The exercise - Copy the entries below exactly. Images do not belong in the copy.

• • • • •

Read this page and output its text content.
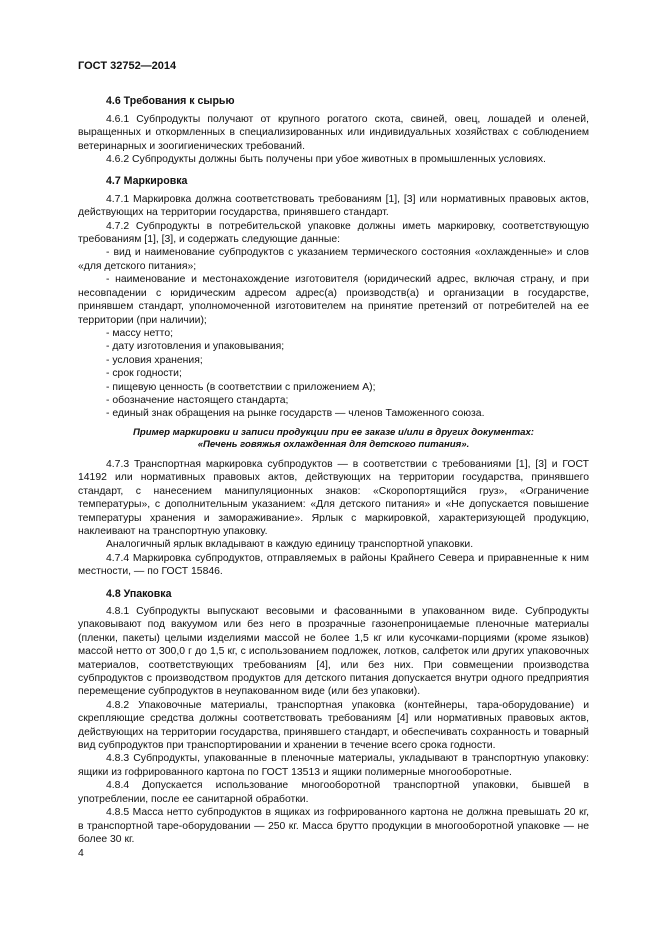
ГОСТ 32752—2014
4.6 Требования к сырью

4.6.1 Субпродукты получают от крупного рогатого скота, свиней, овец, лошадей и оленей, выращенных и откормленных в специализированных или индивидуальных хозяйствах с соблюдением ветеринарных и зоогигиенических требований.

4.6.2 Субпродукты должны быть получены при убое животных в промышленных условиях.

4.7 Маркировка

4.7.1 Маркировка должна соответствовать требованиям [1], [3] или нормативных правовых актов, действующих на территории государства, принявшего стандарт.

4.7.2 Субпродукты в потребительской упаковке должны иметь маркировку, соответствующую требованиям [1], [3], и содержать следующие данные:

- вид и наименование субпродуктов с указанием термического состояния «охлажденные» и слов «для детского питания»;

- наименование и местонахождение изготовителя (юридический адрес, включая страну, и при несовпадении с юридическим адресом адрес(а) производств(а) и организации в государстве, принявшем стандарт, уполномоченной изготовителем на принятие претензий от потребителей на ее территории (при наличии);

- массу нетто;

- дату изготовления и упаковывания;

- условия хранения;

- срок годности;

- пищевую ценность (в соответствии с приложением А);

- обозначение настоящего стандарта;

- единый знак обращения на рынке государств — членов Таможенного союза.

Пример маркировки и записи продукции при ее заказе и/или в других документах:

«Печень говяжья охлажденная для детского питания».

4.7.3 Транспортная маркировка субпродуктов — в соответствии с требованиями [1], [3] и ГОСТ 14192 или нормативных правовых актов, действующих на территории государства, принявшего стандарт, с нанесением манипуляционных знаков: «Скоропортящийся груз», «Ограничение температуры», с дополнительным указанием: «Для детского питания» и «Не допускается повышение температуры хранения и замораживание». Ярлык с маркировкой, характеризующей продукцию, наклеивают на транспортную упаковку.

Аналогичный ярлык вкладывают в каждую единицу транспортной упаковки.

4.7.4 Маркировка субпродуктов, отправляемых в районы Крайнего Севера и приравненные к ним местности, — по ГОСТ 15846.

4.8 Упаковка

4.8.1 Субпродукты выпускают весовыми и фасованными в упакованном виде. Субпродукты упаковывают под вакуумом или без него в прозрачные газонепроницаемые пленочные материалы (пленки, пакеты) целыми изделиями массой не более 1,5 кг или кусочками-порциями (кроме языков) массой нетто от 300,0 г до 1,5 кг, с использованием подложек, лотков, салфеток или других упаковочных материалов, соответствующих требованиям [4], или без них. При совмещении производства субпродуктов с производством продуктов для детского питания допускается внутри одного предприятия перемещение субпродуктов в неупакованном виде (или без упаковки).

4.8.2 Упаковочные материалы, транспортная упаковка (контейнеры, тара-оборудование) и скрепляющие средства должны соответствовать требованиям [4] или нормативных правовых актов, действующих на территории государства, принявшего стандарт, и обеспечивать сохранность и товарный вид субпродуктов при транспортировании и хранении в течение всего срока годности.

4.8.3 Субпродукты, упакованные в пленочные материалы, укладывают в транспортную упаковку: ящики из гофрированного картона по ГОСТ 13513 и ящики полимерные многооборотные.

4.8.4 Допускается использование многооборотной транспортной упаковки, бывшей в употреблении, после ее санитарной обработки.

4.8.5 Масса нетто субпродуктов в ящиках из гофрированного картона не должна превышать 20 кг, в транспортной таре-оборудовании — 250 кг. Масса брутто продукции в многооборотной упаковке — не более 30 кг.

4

• • • • •

Completed exercise -
Read this page and output its text content.
ГОСТ 32752—2014
4.6 Требования к сырью

4.6.1 Субпродукты получают от крупного рогатого скота, свиней, овец, лошадей и оленей, выращенных и откормленных в специализированных или индивидуальных хозяйствах с соблюдением ветеринарных и зоогигиенических требований.

4.6.2 Субпродукты должны быть получены при убое животных в промышленных условиях.

4.7 Маркировка

4.7.1 Маркировка должна соответствовать требованиям [1], [3] или нормативных правовых актов, действующих на территории государства, принявшего стандарт.

4.7.2 Субпродукты в потребительской упаковке должны иметь маркировку, соответствующую требованиям [1], [3], и содержать следующие данные:

- вид и наименование субпродуктов с указанием термического состояния «охлажденные» и слов «для детского питания»;

- наименование и местонахождение изготовителя (юридический адрес, включая страну, и при несовпадении с юридическим адресом адрес(а) производств(а) и организации в государстве, принявшем стандарт, уполномоченной изготовителем на принятие претензий от потребителей на ее территории (при наличии);

- массу нетто;

- дату изготовления и упаковывания;

- условия хранения;

- срок годности;

- пищевую ценность (в соответствии с приложением А);

- обозначение настоящего стандарта;

- единый знак обращения на рынке государств — членов Таможенного союза.

Пример маркировки и записи продукции при ее заказе и/или в других документах:

«Печень говяжья охлажденная для детского питания».

4.7.3 Транспортная маркировка субпродуктов — в соответствии с требованиями [1], [3] и ГОСТ 14192 или нормативных правовых актов, действующих на территории государства, принявшего стандарт, с нанесением манипуляционных знаков: «Скоропортящийся груз», «Ограничение температуры», с дополнительным указанием: «Для детского питания» и «Не допускается повышение температуры хранения и замораживание». Ярлык с маркировкой, характеризующей продукцию, наклеивают на транспортную упаковку.

Аналогичный ярлык вкладывают в каждую единицу транспортной упаковки.

4.7.4 Маркировка субпродуктов, отправляемых в районы Крайнего Севера и приравненные к ним местности, — по ГОСТ 15846.

4.8 Упаковка

4.8.1 Субпродукты выпускают весовыми и фасованными в упакованном виде. Субпродукты упаковывают под вакуумом или без него в прозрачные газонепроницаемые пленочные материалы (пленки, пакеты) целыми изделиями массой не более 1,5 кг или кусочками-порциями (кроме языков) массой нетто от 300,0 г до 1,5 кг, с использованием подложек, лотков, салфеток или других упаковочных материалов, соответствующих требованиям [4], или без них. При совмещении производства субпродуктов с производством продуктов для детского питания допускается внутри одного предприятия перемещение субпродуктов в неупакованном виде (или без упаковки).

4.8.2 Упаковочные материалы, транспортная упаковка (контейнеры, тара-оборудование) и скрепляющие средства должны соответствовать требованиям [4] или нормативных правовых актов, действующих на территории государства, принявшего стандарт, и обеспечивать сохранность и товарный вид субпродуктов при транспортировании и хранении в течение всего срока годности.

4.8.3 Субпродукты, упакованные в пленочные материалы, укладывают в транспортную упаковку: ящики из гофрированного картона по ГОСТ 13513 и ящики полимерные многооборотные.

4.8.4 Допускается использование многооборотной транспортной упаковки, бывшей в употреблении, после ее санитарной обработки.

4.8.5 Масса нетто субпродуктов в ящиках из гофрированного картона не должна превышать 20 кг, в транспортной таре-оборудовании — 250 кг. Масса брутто продукции в многооборотной упаковке — не более 30 кг.

4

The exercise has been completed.